■ PROBLEM TO SOLVE
Reproduce verbatim, in their original order, the lines of the entries below, from the line containing "text-line: RootDir= [6, 344, 66, 361]" up to and including the line containing "file-row[interactable]: candb 2024/4/3".
====
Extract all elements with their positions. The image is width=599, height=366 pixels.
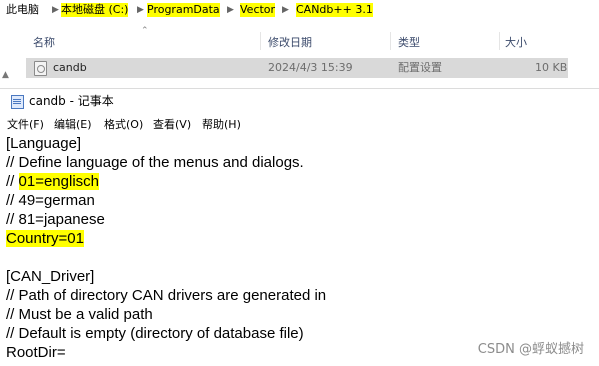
text-line: RootDir= [6, 344, 66, 361]
config-file-icon [34, 61, 47, 76]
highlighted-text: 01=englisch [18, 173, 99, 190]
column-modified[interactable]: 修改日期 [268, 34, 312, 50]
chevron-right-icon: ▶ [52, 5, 59, 15]
breadcrumb-this-pc[interactable]: 此电脑 [6, 3, 39, 17]
text-line: Country=01 [6, 229, 84, 248]
comment-prefix: // [6, 173, 19, 190]
text-line: // 01=englisch [6, 172, 99, 191]
file-row[interactable]: candb 2024/4/3 15:39 配置设置 10 KB [26, 58, 568, 78]
menu-help[interactable]: 帮助(H) [202, 118, 241, 132]
breadcrumb-candb[interactable]: CANdb++ 3.1 [296, 3, 373, 17]
menu-view[interactable]: 查看(V) [153, 118, 191, 132]
chevron-right-icon: ▶ [137, 5, 144, 15]
file-size: 10 KB [535, 61, 568, 74]
breadcrumb: 此电脑 ▶ 本地磁盘 (C:) ▶ ProgramData ▶ Vector ▶… [0, 0, 599, 20]
text-line: // Default is empty (directory of databa… [6, 325, 304, 342]
column-name[interactable]: 名称 [33, 34, 55, 50]
column-divider[interactable] [260, 32, 261, 50]
highlighted-text: Country=01 [6, 230, 84, 247]
file-name: candb [53, 61, 87, 74]
menu-file[interactable]: 文件(F) [7, 118, 44, 132]
text-editor[interactable]: [Language] // Define language of the men… [0, 134, 599, 366]
text-line: // Define language of the menus and dial… [6, 154, 304, 171]
text-line: [CAN_Driver] [6, 268, 95, 285]
column-divider[interactable] [390, 32, 391, 50]
menu-format[interactable]: 格式(O) [104, 118, 143, 132]
breadcrumb-programdata[interactable]: ProgramData [147, 3, 220, 17]
text-line: // 81=japanese [6, 211, 105, 228]
notepad-icon [11, 95, 24, 109]
file-type: 配置设置 [398, 61, 442, 74]
text-line: // 49=german [6, 192, 95, 209]
text-line: [Language] [6, 135, 82, 152]
column-size[interactable]: 大小 [505, 34, 527, 50]
breadcrumb-local-disk[interactable]: 本地磁盘 (C:) [61, 3, 129, 17]
column-type[interactable]: 类型 [398, 34, 420, 50]
file-modified: 2024/4/3 15:39 [268, 61, 353, 74]
pin-icon: ▲ [2, 70, 9, 80]
watermark: CSDN @蜉蚁撼树 [477, 342, 584, 357]
column-divider[interactable] [499, 32, 500, 50]
sort-ascending-icon: ⌃ [141, 26, 149, 36]
menu-edit[interactable]: 编辑(E) [54, 118, 92, 132]
text-line: // Must be a valid path [6, 306, 153, 323]
chevron-right-icon: ▶ [282, 5, 289, 15]
window-title: candb - 记事本 [29, 94, 114, 108]
breadcrumb-vector[interactable]: Vector [240, 3, 276, 17]
column-header: ⌃ 名称 修改日期 类型 大小 [0, 26, 599, 52]
menu-bar: 文件(F) 编辑(E) 格式(O) 查看(V) 帮助(H) [0, 115, 599, 135]
notepad-title-bar: candb - 记事本 [0, 89, 599, 113]
text-line: // Path of directory CAN drivers are gen… [6, 287, 327, 304]
notepad-window: candb - 记事本 文件(F) 编辑(E) 格式(O) 查看(V) 帮助(H… [0, 88, 599, 366]
file-explorer: 此电脑 ▶ 本地磁盘 (C:) ▶ ProgramData ▶ Vector ▶… [0, 0, 599, 88]
chevron-right-icon: ▶ [227, 5, 234, 15]
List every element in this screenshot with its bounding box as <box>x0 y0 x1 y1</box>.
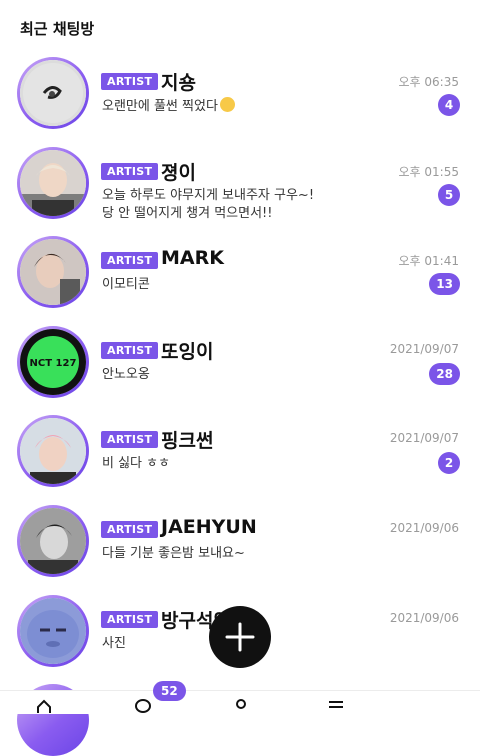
====
■ RESULT OF THIS EXERCISE
text-line: RootDir= [6, 344, 66, 361]
config-file-icon [34, 61, 47, 76]
highlighted-text: 01=englisch [18, 173, 99, 190]
column-modified[interactable]: 修改日期 [268, 34, 312, 50]
chevron-right-icon: ▶ [52, 5, 59, 15]
breadcrumb-this-pc[interactable]: 此电脑 [6, 3, 39, 17]
text-line: Country=01 [6, 229, 84, 248]
comment-prefix: // [6, 173, 19, 190]
text-line: // 01=englisch [6, 172, 99, 191]
file-row[interactable]: candb 2024/4/3 15:39 配置设置 10 KB [26, 58, 568, 78]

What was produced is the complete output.